**Provided material**

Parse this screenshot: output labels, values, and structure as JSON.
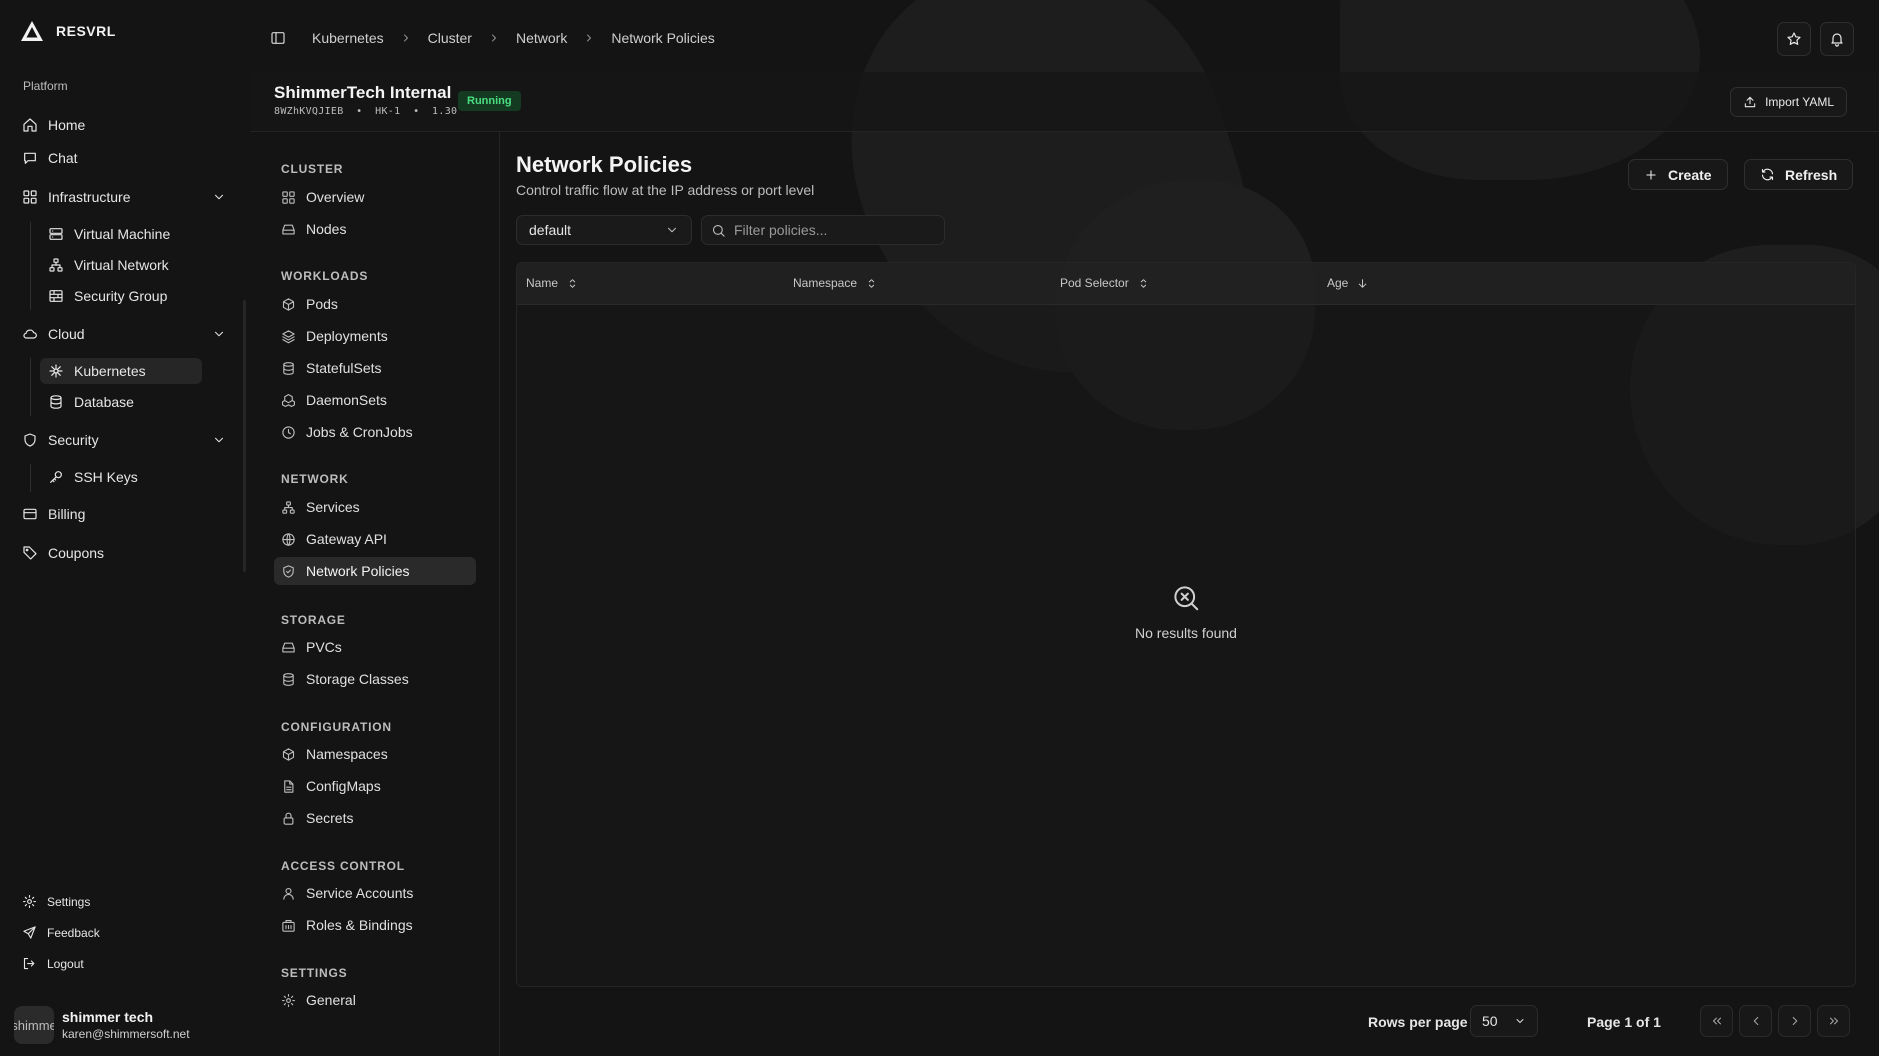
{
  "brand": {
    "name": "RESVRL"
  },
  "sidebar": {
    "section": "Platform",
    "items": [
      {
        "label": "Home",
        "icon": "home-icon"
      },
      {
        "label": "Chat",
        "icon": "chat-icon"
      },
      {
        "label": "Infrastructure",
        "icon": "grid-icon",
        "expanded": true,
        "children": [
          {
            "label": "Virtual Machine",
            "icon": "server-icon"
          },
          {
            "label": "Virtual Network",
            "icon": "network-icon"
          },
          {
            "label": "Security Group",
            "icon": "firewall-icon"
          }
        ]
      },
      {
        "label": "Cloud",
        "icon": "cloud-icon",
        "expanded": true,
        "children": [
          {
            "label": "Kubernetes",
            "icon": "helm-icon",
            "active": true
          },
          {
            "label": "Database",
            "icon": "database-icon"
          }
        ]
      },
      {
        "label": "Security",
        "icon": "shield-icon",
        "expanded": true,
        "children": [
          {
            "label": "SSH Keys",
            "icon": "key-icon"
          }
        ]
      },
      {
        "label": "Billing",
        "icon": "credit-card-icon"
      },
      {
        "label": "Coupons",
        "icon": "tag-icon"
      }
    ],
    "footer": [
      {
        "label": "Settings",
        "icon": "gear-icon"
      },
      {
        "label": "Feedback",
        "icon": "send-icon"
      },
      {
        "label": "Logout",
        "icon": "logout-icon"
      }
    ],
    "user": {
      "avatar_text": "shimme",
      "name": "shimmer tech",
      "email": "karen@shimmersoft.net"
    }
  },
  "breadcrumb": [
    "Kubernetes",
    "Cluster",
    "Network",
    "Network Policies"
  ],
  "cluster": {
    "name": "ShimmerTech Internal",
    "id": "8WZhKVQJIEB",
    "region": "HK-1",
    "version": "1.30",
    "status": "Running",
    "import_label": "Import YAML"
  },
  "subnav": [
    {
      "heading": "CLUSTER",
      "items": [
        {
          "label": "Overview",
          "icon": "grid-icon"
        },
        {
          "label": "Nodes",
          "icon": "hard-drive-icon"
        }
      ]
    },
    {
      "heading": "WORKLOADS",
      "items": [
        {
          "label": "Pods",
          "icon": "box-icon"
        },
        {
          "label": "Deployments",
          "icon": "layers-icon"
        },
        {
          "label": "StatefulSets",
          "icon": "database-icon"
        },
        {
          "label": "DaemonSets",
          "icon": "boxes-icon"
        },
        {
          "label": "Jobs & CronJobs",
          "icon": "clock-icon"
        }
      ]
    },
    {
      "heading": "NETWORK",
      "items": [
        {
          "label": "Services",
          "icon": "network-icon"
        },
        {
          "label": "Gateway API",
          "icon": "globe-icon"
        },
        {
          "label": "Network Policies",
          "icon": "shield-check-icon",
          "active": true
        }
      ]
    },
    {
      "heading": "STORAGE",
      "items": [
        {
          "label": "PVCs",
          "icon": "hard-drive-icon"
        },
        {
          "label": "Storage Classes",
          "icon": "database-icon"
        }
      ]
    },
    {
      "heading": "CONFIGURATION",
      "items": [
        {
          "label": "Namespaces",
          "icon": "box-icon"
        },
        {
          "label": "ConfigMaps",
          "icon": "file-icon"
        },
        {
          "label": "Secrets",
          "icon": "lock-icon"
        }
      ]
    },
    {
      "heading": "ACCESS CONTROL",
      "items": [
        {
          "label": "Service Accounts",
          "icon": "user-icon"
        },
        {
          "label": "Roles & Bindings",
          "icon": "building-icon"
        }
      ]
    },
    {
      "heading": "SETTINGS",
      "items": [
        {
          "label": "General",
          "icon": "gear-icon"
        }
      ]
    }
  ],
  "main": {
    "title": "Network Policies",
    "subtitle": "Control traffic flow at the IP address or port level",
    "create_label": "Create",
    "refresh_label": "Refresh",
    "namespace": "default",
    "search_placeholder": "Filter policies...",
    "columns": [
      "Name",
      "Namespace",
      "Pod Selector",
      "Age"
    ],
    "rows": [],
    "empty_text": "No results found",
    "rows_per_page_label": "Rows per page",
    "rows_per_page": "50",
    "page_info": "Page 1 of 1"
  },
  "colors": {
    "background": "#141414",
    "running_badge": "#4ade80"
  }
}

**Objective**
Return the entries unchanged, save for the pictures, which do not belong in the copy.

**Task response**
Parse this screenshot: output labels, values, and structure as JSON.
{
  "brand": {
    "name": "RESVRL"
  },
  "sidebar": {
    "section": "Platform",
    "items": [
      {
        "label": "Home",
        "icon": "home-icon"
      },
      {
        "label": "Chat",
        "icon": "chat-icon"
      },
      {
        "label": "Infrastructure",
        "icon": "grid-icon",
        "expanded": true,
        "children": [
          {
            "label": "Virtual Machine",
            "icon": "server-icon"
          },
          {
            "label": "Virtual Network",
            "icon": "network-icon"
          },
          {
            "label": "Security Group",
            "icon": "firewall-icon"
          }
        ]
      },
      {
        "label": "Cloud",
        "icon": "cloud-icon",
        "expanded": true,
        "children": [
          {
            "label": "Kubernetes",
            "icon": "helm-icon",
            "active": true
          },
          {
            "label": "Database",
            "icon": "database-icon"
          }
        ]
      },
      {
        "label": "Security",
        "icon": "shield-icon",
        "expanded": true,
        "children": [
          {
            "label": "SSH Keys",
            "icon": "key-icon"
          }
        ]
      },
      {
        "label": "Billing",
        "icon": "credit-card-icon"
      },
      {
        "label": "Coupons",
        "icon": "tag-icon"
      }
    ],
    "footer": [
      {
        "label": "Settings",
        "icon": "gear-icon"
      },
      {
        "label": "Feedback",
        "icon": "send-icon"
      },
      {
        "label": "Logout",
        "icon": "logout-icon"
      }
    ],
    "user": {
      "avatar_text": "shimme",
      "name": "shimmer tech",
      "email": "karen@shimmersoft.net"
    }
  },
  "breadcrumb": [
    "Kubernetes",
    "Cluster",
    "Network",
    "Network Policies"
  ],
  "cluster": {
    "name": "ShimmerTech Internal",
    "id": "8WZhKVQJIEB",
    "region": "HK-1",
    "version": "1.30",
    "status": "Running",
    "import_label": "Import YAML"
  },
  "subnav": [
    {
      "heading": "CLUSTER",
      "items": [
        {
          "label": "Overview",
          "icon": "grid-icon"
        },
        {
          "label": "Nodes",
          "icon": "hard-drive-icon"
        }
      ]
    },
    {
      "heading": "WORKLOADS",
      "items": [
        {
          "label": "Pods",
          "icon": "box-icon"
        },
        {
          "label": "Deployments",
          "icon": "layers-icon"
        },
        {
          "label": "StatefulSets",
          "icon": "database-icon"
        },
        {
          "label": "DaemonSets",
          "icon": "boxes-icon"
        },
        {
          "label": "Jobs & CronJobs",
          "icon": "clock-icon"
        }
      ]
    },
    {
      "heading": "NETWORK",
      "items": [
        {
          "label": "Services",
          "icon": "network-icon"
        },
        {
          "label": "Gateway API",
          "icon": "globe-icon"
        },
        {
          "label": "Network Policies",
          "icon": "shield-check-icon",
          "active": true
        }
      ]
    },
    {
      "heading": "STORAGE",
      "items": [
        {
          "label": "PVCs",
          "icon": "hard-drive-icon"
        },
        {
          "label": "Storage Classes",
          "icon": "database-icon"
        }
      ]
    },
    {
      "heading": "CONFIGURATION",
      "items": [
        {
          "label": "Namespaces",
          "icon": "box-icon"
        },
        {
          "label": "ConfigMaps",
          "icon": "file-icon"
        },
        {
          "label": "Secrets",
          "icon": "lock-icon"
        }
      ]
    },
    {
      "heading": "ACCESS CONTROL",
      "items": [
        {
          "label": "Service Accounts",
          "icon": "user-icon"
        },
        {
          "label": "Roles & Bindings",
          "icon": "building-icon"
        }
      ]
    },
    {
      "heading": "SETTINGS",
      "items": [
        {
          "label": "General",
          "icon": "gear-icon"
        }
      ]
    }
  ],
  "main": {
    "title": "Network Policies",
    "subtitle": "Control traffic flow at the IP address or port level",
    "create_label": "Create",
    "refresh_label": "Refresh",
    "namespace": "default",
    "search_placeholder": "Filter policies...",
    "columns": [
      "Name",
      "Namespace",
      "Pod Selector",
      "Age"
    ],
    "rows": [],
    "empty_text": "No results found",
    "rows_per_page_label": "Rows per page",
    "rows_per_page": "50",
    "page_info": "Page 1 of 1"
  },
  "colors": {
    "background": "#141414",
    "running_badge": "#4ade80"
  }
}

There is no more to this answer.